> **PASSAGE SHOWN**:
::::
- Directed by: Lewis D. Collins
- Written by: Charles Logue (additional dialogue); Marion Orth (screenplay);
- Based on: Sing Sing Nights (novel) by Harry Stephen Keeler
- Produced by: Paul Malvern (producer)
- Starring: See below
- Cinematography: Archie Stout
- Edited by: Carl Pierson
- Production company: Monogram Pictures
- Release date: 1934;
- Running time: 60 minutes
- Country: United States
- Language: English

= Sing Sing Nights (film) =

1934 film by Lewis D. Collins

Sing Sing Nights is a 1934 American film directed by Lewis D. Collins, based on the 1927 novel by American Author Harry Stephen Keeler.

== Plot ==
 Three men have been convicted of the same murder of the, admittedly, quite reprehensible Floyd Cooper, and sit on death row awaiting execution the following morning. However, only one bullet could have struck the victim first, so only one of the three men is actually guilty of murder, since "the other two shot into a corpse," and so must be innocent; but which two? Professor Varney's machine, a kind of lie detector, will determine who is guilty as each man tells the story of how he came to know, hate, and kill the victim.
::::
> **YOUR INSTRUCTIONS**: In the film article above, what does Professor Varney's machine resemble?

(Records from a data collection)
::::
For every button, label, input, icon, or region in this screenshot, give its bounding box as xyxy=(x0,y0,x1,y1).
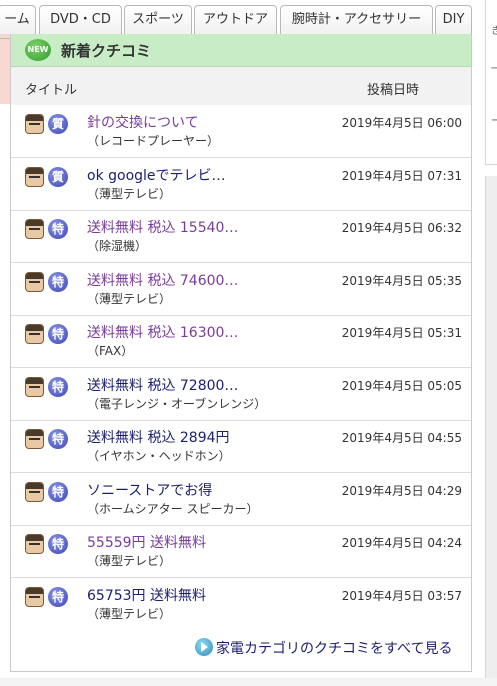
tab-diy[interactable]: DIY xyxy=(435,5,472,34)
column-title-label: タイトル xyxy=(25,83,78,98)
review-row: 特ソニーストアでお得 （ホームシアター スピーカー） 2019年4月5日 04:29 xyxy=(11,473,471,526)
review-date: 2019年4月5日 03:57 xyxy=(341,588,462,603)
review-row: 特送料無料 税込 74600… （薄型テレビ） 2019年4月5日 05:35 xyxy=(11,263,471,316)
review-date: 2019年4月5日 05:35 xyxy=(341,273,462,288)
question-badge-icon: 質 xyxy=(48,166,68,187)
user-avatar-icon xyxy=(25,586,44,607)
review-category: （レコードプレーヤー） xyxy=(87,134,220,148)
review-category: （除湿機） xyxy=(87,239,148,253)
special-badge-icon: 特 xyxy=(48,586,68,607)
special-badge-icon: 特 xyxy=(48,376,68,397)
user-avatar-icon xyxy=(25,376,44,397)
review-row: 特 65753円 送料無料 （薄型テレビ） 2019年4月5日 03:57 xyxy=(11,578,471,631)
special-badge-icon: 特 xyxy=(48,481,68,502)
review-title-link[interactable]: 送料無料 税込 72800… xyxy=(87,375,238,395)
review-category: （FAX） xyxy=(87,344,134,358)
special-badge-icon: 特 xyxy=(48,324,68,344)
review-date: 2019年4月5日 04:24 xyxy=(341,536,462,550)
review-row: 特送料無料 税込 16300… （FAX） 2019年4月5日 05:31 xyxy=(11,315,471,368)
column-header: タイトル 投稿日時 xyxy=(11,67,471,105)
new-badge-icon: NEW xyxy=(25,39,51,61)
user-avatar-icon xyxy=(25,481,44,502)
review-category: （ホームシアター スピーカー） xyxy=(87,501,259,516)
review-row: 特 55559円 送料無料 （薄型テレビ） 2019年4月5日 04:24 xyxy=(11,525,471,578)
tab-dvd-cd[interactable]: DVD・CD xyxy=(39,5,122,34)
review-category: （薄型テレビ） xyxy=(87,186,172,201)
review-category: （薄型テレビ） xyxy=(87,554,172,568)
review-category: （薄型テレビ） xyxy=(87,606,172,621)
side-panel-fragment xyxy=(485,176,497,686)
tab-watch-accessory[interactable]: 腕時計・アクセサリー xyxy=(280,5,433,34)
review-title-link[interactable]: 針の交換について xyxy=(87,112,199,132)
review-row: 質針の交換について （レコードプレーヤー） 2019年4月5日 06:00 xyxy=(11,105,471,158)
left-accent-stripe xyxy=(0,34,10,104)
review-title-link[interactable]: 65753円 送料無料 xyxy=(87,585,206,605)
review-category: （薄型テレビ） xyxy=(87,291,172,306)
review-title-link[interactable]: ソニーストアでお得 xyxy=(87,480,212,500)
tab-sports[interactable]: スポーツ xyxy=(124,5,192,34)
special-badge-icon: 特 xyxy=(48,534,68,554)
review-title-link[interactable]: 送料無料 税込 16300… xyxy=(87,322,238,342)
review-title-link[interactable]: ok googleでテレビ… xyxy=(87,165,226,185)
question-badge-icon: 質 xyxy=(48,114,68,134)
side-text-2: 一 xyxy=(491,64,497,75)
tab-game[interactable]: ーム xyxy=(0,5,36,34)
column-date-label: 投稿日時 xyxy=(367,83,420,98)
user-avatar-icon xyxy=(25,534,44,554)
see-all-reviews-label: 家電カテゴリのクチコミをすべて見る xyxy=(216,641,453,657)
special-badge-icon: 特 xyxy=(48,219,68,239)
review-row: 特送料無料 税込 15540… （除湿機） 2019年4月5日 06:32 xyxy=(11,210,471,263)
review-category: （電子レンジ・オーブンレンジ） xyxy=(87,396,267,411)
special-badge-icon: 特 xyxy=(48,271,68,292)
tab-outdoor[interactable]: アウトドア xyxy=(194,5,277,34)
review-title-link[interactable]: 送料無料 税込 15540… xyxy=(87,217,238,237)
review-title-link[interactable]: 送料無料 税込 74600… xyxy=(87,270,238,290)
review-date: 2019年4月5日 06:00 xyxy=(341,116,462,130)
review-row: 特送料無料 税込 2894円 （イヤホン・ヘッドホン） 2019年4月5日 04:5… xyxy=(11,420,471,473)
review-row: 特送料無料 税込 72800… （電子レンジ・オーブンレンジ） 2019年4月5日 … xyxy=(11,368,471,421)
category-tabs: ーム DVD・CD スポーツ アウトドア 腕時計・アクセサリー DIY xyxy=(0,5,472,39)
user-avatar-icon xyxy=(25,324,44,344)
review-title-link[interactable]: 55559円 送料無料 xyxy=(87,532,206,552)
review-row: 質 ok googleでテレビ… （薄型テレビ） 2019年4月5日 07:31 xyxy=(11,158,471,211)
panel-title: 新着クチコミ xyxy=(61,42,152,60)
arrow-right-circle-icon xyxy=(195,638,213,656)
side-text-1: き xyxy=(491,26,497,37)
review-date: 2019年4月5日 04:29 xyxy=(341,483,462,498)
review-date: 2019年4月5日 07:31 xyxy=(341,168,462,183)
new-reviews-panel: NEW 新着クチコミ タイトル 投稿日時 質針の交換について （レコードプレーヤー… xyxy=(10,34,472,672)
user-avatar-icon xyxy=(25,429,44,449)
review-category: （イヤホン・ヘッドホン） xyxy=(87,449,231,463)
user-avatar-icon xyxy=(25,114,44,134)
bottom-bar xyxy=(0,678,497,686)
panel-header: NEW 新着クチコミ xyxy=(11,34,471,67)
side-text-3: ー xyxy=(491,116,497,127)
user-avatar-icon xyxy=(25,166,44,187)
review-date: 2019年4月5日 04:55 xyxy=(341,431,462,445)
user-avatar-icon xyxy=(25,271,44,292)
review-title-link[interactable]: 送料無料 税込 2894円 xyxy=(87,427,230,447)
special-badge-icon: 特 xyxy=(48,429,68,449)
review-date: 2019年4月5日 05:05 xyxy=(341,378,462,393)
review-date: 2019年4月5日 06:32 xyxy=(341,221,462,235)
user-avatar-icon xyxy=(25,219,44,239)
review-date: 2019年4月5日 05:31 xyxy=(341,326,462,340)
::::
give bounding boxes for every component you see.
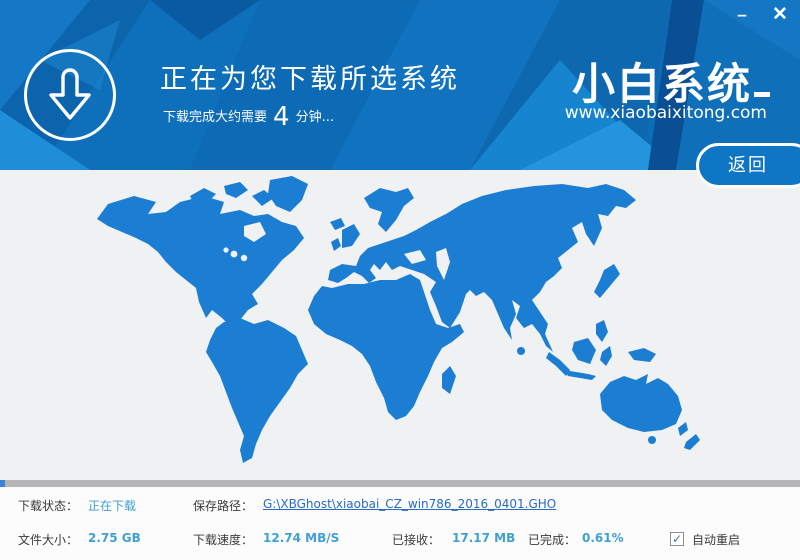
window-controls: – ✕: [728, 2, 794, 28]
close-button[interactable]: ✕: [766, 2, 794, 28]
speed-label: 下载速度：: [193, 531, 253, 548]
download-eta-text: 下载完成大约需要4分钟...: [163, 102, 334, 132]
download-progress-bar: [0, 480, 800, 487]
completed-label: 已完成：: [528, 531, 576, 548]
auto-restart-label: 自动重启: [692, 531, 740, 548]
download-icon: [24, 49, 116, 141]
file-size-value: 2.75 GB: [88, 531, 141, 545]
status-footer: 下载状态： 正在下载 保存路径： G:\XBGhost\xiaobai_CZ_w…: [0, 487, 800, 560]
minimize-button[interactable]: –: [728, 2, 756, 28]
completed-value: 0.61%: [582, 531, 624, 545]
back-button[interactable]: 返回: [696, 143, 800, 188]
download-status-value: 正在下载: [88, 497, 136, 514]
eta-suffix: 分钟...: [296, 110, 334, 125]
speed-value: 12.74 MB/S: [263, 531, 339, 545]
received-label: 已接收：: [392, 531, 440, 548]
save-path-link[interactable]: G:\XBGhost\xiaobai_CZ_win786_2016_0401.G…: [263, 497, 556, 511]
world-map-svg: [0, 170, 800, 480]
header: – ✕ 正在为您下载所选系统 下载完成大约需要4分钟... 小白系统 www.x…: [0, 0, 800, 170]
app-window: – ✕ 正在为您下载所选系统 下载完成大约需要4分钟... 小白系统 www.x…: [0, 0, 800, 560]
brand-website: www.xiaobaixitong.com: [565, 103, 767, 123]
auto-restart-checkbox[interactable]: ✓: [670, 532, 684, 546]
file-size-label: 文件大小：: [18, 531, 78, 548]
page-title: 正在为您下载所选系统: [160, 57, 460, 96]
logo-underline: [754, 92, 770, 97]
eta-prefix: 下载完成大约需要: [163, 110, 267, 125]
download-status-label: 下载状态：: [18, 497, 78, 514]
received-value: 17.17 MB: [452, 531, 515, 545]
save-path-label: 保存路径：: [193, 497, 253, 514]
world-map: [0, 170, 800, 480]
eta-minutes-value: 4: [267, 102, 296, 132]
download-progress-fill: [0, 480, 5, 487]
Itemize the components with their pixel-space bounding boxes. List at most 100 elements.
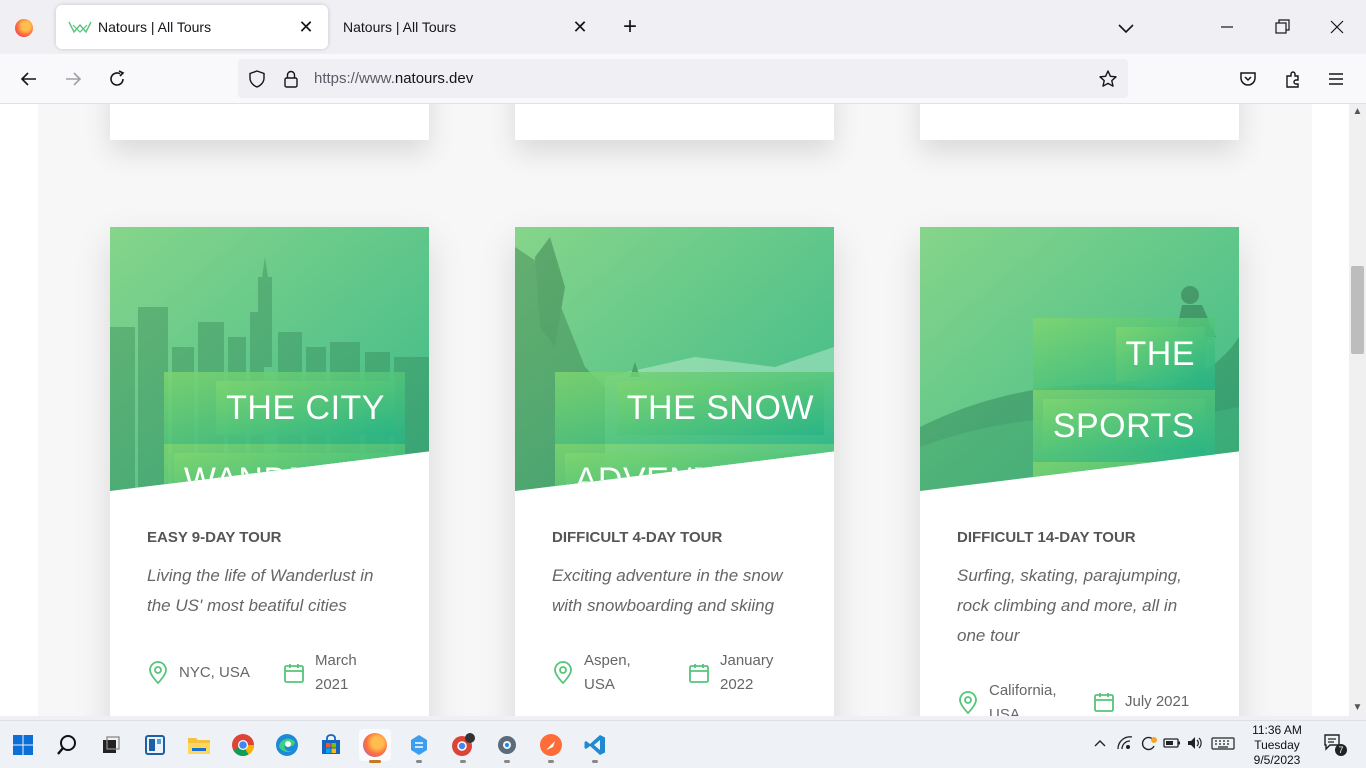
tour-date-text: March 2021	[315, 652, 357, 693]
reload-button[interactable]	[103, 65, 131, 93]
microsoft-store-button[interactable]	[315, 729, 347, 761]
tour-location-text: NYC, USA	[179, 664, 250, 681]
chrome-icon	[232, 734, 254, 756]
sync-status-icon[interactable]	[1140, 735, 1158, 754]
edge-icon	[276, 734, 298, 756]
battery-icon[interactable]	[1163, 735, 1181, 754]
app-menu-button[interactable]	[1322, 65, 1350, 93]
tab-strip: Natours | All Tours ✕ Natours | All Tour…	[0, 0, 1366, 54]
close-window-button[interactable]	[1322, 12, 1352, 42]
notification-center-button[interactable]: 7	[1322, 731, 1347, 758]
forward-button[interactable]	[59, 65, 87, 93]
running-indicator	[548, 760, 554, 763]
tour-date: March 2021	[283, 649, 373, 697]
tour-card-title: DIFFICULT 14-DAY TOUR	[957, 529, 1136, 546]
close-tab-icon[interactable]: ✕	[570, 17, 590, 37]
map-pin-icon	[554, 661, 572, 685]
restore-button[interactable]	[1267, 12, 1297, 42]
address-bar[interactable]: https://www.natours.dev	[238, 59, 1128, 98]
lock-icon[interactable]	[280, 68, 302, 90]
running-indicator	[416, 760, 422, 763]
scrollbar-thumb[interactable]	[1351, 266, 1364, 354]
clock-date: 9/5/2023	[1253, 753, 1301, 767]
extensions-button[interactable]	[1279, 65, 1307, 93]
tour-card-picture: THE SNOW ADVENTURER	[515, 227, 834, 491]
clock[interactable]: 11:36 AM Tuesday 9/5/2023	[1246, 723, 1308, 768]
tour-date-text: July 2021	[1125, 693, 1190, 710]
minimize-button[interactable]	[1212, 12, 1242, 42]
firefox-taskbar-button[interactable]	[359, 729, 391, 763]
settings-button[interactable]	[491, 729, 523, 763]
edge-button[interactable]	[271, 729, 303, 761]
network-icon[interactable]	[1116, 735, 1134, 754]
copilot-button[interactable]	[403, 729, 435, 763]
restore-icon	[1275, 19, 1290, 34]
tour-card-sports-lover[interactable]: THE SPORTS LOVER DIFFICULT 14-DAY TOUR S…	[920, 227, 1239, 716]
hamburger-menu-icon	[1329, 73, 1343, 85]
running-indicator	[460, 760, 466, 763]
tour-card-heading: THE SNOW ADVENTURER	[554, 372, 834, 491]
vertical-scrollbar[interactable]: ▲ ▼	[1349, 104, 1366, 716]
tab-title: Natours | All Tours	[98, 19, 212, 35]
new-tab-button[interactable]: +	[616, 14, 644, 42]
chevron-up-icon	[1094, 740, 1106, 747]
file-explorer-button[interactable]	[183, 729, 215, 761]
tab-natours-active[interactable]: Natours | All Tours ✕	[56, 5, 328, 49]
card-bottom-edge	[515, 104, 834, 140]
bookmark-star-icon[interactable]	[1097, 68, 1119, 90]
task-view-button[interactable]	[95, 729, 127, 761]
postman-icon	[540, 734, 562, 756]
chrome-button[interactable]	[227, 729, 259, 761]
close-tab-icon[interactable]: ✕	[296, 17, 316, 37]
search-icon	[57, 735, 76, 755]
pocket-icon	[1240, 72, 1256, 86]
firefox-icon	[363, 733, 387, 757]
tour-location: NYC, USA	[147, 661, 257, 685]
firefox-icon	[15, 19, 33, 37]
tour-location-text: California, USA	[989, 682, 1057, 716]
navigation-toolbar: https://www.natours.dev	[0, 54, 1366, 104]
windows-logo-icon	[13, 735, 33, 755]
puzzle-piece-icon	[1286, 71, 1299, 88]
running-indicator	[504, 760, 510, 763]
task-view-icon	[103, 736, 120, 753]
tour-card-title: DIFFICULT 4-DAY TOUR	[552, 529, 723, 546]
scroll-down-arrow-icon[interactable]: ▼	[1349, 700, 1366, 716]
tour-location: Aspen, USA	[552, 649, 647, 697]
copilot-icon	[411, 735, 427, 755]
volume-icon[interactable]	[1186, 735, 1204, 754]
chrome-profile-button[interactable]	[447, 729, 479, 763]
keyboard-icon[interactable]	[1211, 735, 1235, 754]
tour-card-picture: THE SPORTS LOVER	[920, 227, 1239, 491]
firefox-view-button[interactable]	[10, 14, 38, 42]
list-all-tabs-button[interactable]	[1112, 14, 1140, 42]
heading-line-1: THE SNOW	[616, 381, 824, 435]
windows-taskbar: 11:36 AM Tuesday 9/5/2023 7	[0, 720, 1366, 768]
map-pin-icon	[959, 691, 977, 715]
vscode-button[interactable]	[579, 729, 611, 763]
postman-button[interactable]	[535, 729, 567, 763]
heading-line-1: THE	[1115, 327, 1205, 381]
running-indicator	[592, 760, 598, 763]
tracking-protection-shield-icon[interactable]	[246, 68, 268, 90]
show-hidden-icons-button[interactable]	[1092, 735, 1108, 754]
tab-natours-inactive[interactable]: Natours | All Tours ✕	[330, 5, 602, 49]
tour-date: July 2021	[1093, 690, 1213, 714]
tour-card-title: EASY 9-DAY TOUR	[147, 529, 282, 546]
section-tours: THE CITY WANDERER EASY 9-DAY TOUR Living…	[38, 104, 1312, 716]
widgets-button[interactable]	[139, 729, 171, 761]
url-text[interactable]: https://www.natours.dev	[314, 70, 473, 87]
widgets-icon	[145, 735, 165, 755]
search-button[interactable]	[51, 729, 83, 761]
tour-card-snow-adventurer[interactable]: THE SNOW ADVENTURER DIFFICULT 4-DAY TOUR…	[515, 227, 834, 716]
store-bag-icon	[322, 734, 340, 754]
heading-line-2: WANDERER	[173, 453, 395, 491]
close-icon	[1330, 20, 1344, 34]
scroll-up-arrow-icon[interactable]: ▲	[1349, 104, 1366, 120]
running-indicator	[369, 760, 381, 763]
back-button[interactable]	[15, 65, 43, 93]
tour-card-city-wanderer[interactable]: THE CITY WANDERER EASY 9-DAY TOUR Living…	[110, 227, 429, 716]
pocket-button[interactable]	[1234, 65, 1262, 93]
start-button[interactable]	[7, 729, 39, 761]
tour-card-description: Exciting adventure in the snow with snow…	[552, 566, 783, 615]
::::
> **FULL SOLUTION**: It is a kind of lie detector.